- [WHAT THE EXERCISE ASKS]: Copy every line of the data below word for word, with nothing changed.

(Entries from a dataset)
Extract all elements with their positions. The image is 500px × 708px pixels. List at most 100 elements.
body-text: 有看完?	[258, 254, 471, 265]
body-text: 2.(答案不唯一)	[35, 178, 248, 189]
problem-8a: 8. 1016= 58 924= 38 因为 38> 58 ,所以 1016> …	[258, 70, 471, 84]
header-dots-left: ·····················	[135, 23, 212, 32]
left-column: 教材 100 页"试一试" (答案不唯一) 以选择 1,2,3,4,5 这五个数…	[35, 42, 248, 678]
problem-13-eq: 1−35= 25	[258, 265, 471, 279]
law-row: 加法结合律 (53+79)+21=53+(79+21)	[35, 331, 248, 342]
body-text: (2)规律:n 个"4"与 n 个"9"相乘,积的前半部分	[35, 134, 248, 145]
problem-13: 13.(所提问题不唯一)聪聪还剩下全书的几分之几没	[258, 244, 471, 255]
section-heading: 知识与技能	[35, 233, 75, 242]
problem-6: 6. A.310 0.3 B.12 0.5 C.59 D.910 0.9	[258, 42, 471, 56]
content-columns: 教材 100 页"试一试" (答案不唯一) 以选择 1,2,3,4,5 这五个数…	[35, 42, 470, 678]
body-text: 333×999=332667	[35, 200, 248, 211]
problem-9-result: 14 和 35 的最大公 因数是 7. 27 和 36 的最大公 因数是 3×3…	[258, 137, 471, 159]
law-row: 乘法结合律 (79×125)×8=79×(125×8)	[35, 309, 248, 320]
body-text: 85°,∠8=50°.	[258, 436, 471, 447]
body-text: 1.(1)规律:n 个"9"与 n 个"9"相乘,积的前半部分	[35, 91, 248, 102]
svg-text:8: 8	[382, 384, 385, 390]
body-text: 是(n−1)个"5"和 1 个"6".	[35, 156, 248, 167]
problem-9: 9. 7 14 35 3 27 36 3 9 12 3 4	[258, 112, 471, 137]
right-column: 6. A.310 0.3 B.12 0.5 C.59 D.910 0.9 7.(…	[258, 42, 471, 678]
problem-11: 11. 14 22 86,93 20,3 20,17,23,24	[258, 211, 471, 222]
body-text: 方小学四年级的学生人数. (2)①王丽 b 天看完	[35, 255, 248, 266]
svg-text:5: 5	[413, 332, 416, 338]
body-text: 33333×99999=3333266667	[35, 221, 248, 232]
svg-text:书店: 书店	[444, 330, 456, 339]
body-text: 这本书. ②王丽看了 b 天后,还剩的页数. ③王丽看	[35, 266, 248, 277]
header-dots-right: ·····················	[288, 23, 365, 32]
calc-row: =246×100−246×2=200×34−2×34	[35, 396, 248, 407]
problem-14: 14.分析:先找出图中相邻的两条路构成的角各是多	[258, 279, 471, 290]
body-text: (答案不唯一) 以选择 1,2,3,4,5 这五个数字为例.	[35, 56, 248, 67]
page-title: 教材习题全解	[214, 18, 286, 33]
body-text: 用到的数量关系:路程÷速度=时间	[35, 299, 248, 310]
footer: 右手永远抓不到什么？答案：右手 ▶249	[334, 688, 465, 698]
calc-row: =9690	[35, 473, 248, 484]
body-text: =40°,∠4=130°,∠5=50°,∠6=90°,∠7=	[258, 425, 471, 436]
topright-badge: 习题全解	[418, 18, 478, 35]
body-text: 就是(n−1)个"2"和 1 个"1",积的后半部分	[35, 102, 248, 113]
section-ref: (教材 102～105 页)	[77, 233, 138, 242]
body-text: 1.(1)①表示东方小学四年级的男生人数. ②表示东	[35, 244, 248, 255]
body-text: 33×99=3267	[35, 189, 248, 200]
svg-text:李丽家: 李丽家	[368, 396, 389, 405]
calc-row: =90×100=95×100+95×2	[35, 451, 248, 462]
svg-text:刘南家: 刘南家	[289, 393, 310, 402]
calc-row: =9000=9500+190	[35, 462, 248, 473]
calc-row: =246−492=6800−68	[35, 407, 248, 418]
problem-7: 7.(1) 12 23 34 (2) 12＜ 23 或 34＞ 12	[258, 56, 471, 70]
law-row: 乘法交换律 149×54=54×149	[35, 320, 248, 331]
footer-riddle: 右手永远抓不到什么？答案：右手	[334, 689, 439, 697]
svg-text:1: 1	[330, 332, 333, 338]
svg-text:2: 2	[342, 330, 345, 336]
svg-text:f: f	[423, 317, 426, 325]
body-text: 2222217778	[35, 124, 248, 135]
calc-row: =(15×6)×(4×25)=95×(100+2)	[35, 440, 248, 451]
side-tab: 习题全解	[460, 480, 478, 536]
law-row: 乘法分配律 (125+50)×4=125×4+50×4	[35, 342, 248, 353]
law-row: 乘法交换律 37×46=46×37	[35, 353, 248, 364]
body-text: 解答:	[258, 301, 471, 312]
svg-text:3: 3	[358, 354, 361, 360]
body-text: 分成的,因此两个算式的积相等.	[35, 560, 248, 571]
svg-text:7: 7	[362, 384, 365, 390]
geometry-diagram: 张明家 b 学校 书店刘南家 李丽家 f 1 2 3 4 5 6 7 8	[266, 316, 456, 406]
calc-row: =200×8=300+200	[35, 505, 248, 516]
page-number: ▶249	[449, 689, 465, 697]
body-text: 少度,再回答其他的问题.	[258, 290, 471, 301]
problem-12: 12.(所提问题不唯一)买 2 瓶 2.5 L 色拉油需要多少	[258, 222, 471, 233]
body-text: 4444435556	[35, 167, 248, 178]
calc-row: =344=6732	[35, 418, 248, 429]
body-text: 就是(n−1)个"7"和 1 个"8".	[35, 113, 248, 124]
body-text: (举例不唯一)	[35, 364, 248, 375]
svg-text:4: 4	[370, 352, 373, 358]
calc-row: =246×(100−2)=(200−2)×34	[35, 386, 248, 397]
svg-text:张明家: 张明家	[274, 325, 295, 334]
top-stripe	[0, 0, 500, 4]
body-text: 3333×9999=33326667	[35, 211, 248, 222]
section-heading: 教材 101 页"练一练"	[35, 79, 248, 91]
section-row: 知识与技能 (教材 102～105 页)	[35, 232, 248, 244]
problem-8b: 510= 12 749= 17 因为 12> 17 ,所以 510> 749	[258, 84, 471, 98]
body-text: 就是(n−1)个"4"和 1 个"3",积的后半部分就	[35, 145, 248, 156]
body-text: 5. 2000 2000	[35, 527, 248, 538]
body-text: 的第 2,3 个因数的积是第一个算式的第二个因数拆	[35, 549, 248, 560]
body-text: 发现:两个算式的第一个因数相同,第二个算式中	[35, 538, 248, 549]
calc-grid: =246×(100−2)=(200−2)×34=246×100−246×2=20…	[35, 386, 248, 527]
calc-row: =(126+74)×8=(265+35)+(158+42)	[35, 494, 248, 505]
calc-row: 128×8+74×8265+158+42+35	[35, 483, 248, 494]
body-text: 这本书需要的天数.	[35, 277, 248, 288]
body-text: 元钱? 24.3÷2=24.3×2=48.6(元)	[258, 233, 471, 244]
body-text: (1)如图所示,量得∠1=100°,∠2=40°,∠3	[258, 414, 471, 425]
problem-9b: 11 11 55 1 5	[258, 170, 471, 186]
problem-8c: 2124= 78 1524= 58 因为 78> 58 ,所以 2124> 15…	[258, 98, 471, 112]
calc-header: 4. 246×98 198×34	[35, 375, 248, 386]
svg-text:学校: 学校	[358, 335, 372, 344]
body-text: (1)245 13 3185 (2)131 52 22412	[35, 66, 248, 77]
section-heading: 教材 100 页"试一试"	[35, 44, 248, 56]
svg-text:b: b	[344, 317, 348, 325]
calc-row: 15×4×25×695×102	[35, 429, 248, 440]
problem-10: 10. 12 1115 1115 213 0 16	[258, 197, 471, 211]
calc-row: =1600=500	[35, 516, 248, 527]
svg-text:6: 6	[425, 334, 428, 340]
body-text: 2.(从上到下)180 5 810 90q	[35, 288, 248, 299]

- [EXERCISE OUTPUT]:
Extract all elements with their positions. The image is 500px × 708px pixels. List at most 100 elements.
body-text: 有看完?	[258, 254, 471, 265]
body-text: 2.(答案不唯一)	[35, 178, 248, 189]
problem-8a: 8. 1016= 58 924= 38 因为 38> 58 ,所以 1016> …	[258, 70, 471, 84]
header-dots-left: ·····················	[135, 23, 212, 32]
left-column: 教材 100 页"试一试" (答案不唯一) 以选择 1,2,3,4,5 这五个数…	[35, 42, 248, 678]
problem-13-eq: 1−35= 25	[258, 265, 471, 279]
law-row: 加法结合律 (53+79)+21=53+(79+21)	[35, 331, 248, 342]
body-text: (2)规律:n 个"4"与 n 个"9"相乘,积的前半部分	[35, 134, 248, 145]
problem-13: 13.(所提问题不唯一)聪聪还剩下全书的几分之几没	[258, 244, 471, 255]
section-heading: 知识与技能	[35, 233, 75, 242]
problem-6: 6. A.310 0.3 B.12 0.5 C.59 D.910 0.9	[258, 42, 471, 56]
content-columns: 教材 100 页"试一试" (答案不唯一) 以选择 1,2,3,4,5 这五个数…	[35, 42, 470, 678]
body-text: 333×999=332667	[35, 200, 248, 211]
problem-9-result: 14 和 35 的最大公 因数是 7. 27 和 36 的最大公 因数是 3×3…	[258, 137, 471, 159]
law-row: 乘法结合律 (79×125)×8=79×(125×8)	[35, 309, 248, 320]
body-text: 85°,∠8=50°.	[258, 436, 471, 447]
body-text: 1.(1)规律:n 个"9"与 n 个"9"相乘,积的前半部分	[35, 91, 248, 102]
svg-text:8: 8	[382, 384, 385, 390]
body-text: 是(n−1)个"5"和 1 个"6".	[35, 156, 248, 167]
problem-9: 9. 7 14 35 3 27 36 3 9 12 3 4	[258, 112, 471, 137]
right-column: 6. A.310 0.3 B.12 0.5 C.59 D.910 0.9 7.(…	[258, 42, 471, 678]
problem-11: 11. 14 22 86,93 20,3 20,17,23,24	[258, 211, 471, 222]
body-text: 方小学四年级的学生人数. (2)①王丽 b 天看完	[35, 255, 248, 266]
svg-text:5: 5	[413, 332, 416, 338]
body-text: 33333×99999=3333266667	[35, 221, 248, 232]
svg-text:书店: 书店	[444, 330, 456, 339]
body-text: 这本书. ②王丽看了 b 天后,还剩的页数. ③王丽看	[35, 266, 248, 277]
header-dots-right: ·····················	[288, 23, 365, 32]
calc-row: =246×100−246×2=200×34−2×34	[35, 396, 248, 407]
problem-14: 14.分析:先找出图中相邻的两条路构成的角各是多	[258, 279, 471, 290]
body-text: (答案不唯一) 以选择 1,2,3,4,5 这五个数字为例.	[35, 56, 248, 67]
page-title: 教材习题全解	[214, 18, 286, 33]
body-text: 用到的数量关系:路程÷速度=时间	[35, 299, 248, 310]
footer: 右手永远抓不到什么？答案：右手 ▶249	[334, 688, 465, 698]
calc-row: =9690	[35, 473, 248, 484]
body-text: =40°,∠4=130°,∠5=50°,∠6=90°,∠7=	[258, 425, 471, 436]
topright-badge: 习题全解	[418, 18, 478, 35]
body-text: 就是(n−1)个"2"和 1 个"1",积的后半部分	[35, 102, 248, 113]
section-ref: (教材 102～105 页)	[77, 233, 138, 242]
body-text: 1.(1)①表示东方小学四年级的男生人数. ②表示东	[35, 244, 248, 255]
body-text: 33×99=3267	[35, 189, 248, 200]
svg-text:李丽家: 李丽家	[368, 396, 389, 405]
calc-row: =90×100=95×100+95×2	[35, 451, 248, 462]
svg-text:刘南家: 刘南家	[289, 393, 310, 402]
calc-row: =9000=9500+190	[35, 462, 248, 473]
calc-row: =246−492=6800−68	[35, 407, 248, 418]
problem-7: 7.(1) 12 23 34 (2) 12＜ 23 或 34＞ 12	[258, 56, 471, 70]
law-row: 乘法交换律 149×54=54×149	[35, 320, 248, 331]
footer-riddle: 右手永远抓不到什么？答案：右手	[334, 689, 439, 697]
svg-text:1: 1	[330, 332, 333, 338]
svg-text:2: 2	[342, 330, 345, 336]
svg-text:f: f	[423, 317, 426, 325]
body-text: 2222217778	[35, 124, 248, 135]
calc-row: =(15×6)×(4×25)=95×(100+2)	[35, 440, 248, 451]
side-tab: 习题全解	[460, 480, 478, 536]
law-row: 乘法分配律 (125+50)×4=125×4+50×4	[35, 342, 248, 353]
law-row: 乘法交换律 37×46=46×37	[35, 353, 248, 364]
body-text: 解答:	[258, 301, 471, 312]
svg-text:3: 3	[358, 354, 361, 360]
body-text: 分成的,因此两个算式的积相等.	[35, 560, 248, 571]
svg-text:7: 7	[362, 384, 365, 390]
geometry-diagram: 张明家 b 学校 书店刘南家 李丽家 f 1 2 3 4 5 6 7 8	[266, 316, 456, 406]
calc-row: =200×8=300+200	[35, 505, 248, 516]
page-number: ▶249	[449, 689, 465, 697]
body-text: 少度,再回答其他的问题.	[258, 290, 471, 301]
problem-12: 12.(所提问题不唯一)买 2 瓶 2.5 L 色拉油需要多少	[258, 222, 471, 233]
body-text: 4444435556	[35, 167, 248, 178]
calc-row: =344=6732	[35, 418, 248, 429]
body-text: 就是(n−1)个"7"和 1 个"8".	[35, 113, 248, 124]
body-text: (举例不唯一)	[35, 364, 248, 375]
svg-text:4: 4	[370, 352, 373, 358]
calc-row: =246×(100−2)=(200−2)×34	[35, 386, 248, 397]
svg-text:张明家: 张明家	[274, 325, 295, 334]
top-stripe	[0, 0, 500, 4]
body-text: 3333×9999=33326667	[35, 211, 248, 222]
section-heading: 教材 101 页"练一练"	[35, 79, 248, 91]
section-row: 知识与技能 (教材 102～105 页)	[35, 232, 248, 244]
problem-8b: 510= 12 749= 17 因为 12> 17 ,所以 510> 749	[258, 84, 471, 98]
body-text: 就是(n−1)个"4"和 1 个"3",积的后半部分就	[35, 145, 248, 156]
body-text: 5. 2000 2000	[35, 527, 248, 538]
body-text: 的第 2,3 个因数的积是第一个算式的第二个因数拆	[35, 549, 248, 560]
body-text: 发现:两个算式的第一个因数相同,第二个算式中	[35, 538, 248, 549]
calc-grid: =246×(100−2)=(200−2)×34=246×100−246×2=20…	[35, 386, 248, 527]
calc-row: =(126+74)×8=(265+35)+(158+42)	[35, 494, 248, 505]
calc-row: 128×8+74×8265+158+42+35	[35, 483, 248, 494]
body-text: 这本书需要的天数.	[35, 277, 248, 288]
body-text: 元钱? 24.3÷2=24.3×2=48.6(元)	[258, 233, 471, 244]
body-text: (1)如图所示,量得∠1=100°,∠2=40°,∠3	[258, 414, 471, 425]
problem-9b: 11 11 55 1 5	[258, 170, 471, 186]
problem-8c: 2124= 78 1524= 58 因为 78> 58 ,所以 2124> 15…	[258, 98, 471, 112]
calc-header: 4. 246×98 198×34	[35, 375, 248, 386]
svg-text:学校: 学校	[358, 335, 372, 344]
body-text: (1)245 13 3185 (2)131 52 22412	[35, 66, 248, 77]
section-heading: 教材 100 页"试一试"	[35, 44, 248, 56]
svg-text:b: b	[344, 317, 348, 325]
calc-row: 15×4×25×695×102	[35, 429, 248, 440]
problem-10: 10. 12 1115 1115 213 0 16	[258, 197, 471, 211]
calc-row: =1600=500	[35, 516, 248, 527]
svg-text:6: 6	[425, 334, 428, 340]
body-text: 2.(从上到下)180 5 810 90q	[35, 288, 248, 299]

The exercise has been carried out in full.